[Data listing]
§

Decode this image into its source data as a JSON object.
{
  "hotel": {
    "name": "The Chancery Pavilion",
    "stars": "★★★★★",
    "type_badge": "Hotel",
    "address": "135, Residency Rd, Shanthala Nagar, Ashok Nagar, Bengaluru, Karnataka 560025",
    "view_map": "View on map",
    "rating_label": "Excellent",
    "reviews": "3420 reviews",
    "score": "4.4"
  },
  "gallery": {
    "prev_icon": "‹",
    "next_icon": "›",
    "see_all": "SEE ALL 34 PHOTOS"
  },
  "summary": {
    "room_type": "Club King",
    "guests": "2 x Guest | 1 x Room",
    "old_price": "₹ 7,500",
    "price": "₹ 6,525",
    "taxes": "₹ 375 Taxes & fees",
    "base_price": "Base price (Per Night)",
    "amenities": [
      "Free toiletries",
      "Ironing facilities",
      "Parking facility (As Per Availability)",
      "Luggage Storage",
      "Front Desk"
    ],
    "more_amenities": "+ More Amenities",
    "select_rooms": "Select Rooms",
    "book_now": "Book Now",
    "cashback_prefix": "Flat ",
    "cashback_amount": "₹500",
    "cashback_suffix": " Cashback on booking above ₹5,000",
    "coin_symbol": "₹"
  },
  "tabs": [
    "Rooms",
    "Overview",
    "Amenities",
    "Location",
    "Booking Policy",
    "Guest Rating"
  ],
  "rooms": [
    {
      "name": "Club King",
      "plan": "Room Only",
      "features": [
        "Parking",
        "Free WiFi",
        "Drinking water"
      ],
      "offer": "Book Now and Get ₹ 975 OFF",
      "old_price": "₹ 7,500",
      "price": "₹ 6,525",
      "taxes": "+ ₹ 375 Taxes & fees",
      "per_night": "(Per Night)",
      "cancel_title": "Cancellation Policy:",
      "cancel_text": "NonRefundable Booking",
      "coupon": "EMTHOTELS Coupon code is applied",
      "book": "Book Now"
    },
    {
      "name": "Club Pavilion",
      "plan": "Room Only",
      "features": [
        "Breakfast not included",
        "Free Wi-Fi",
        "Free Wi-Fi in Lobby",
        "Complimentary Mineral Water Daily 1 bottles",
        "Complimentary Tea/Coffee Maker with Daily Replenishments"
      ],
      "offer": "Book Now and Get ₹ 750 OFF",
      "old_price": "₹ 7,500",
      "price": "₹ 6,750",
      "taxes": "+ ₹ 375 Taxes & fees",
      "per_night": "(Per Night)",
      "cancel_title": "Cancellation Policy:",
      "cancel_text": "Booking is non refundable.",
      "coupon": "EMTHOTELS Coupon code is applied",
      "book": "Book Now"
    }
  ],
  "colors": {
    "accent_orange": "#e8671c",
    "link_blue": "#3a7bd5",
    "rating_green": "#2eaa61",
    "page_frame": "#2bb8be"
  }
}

§

- Short exercise:
Show every line where the string "name" appears.

- Result:
    "name": "The Chancery Pavilion",
      "name": "Club King",
      "name": "Club Pavilion",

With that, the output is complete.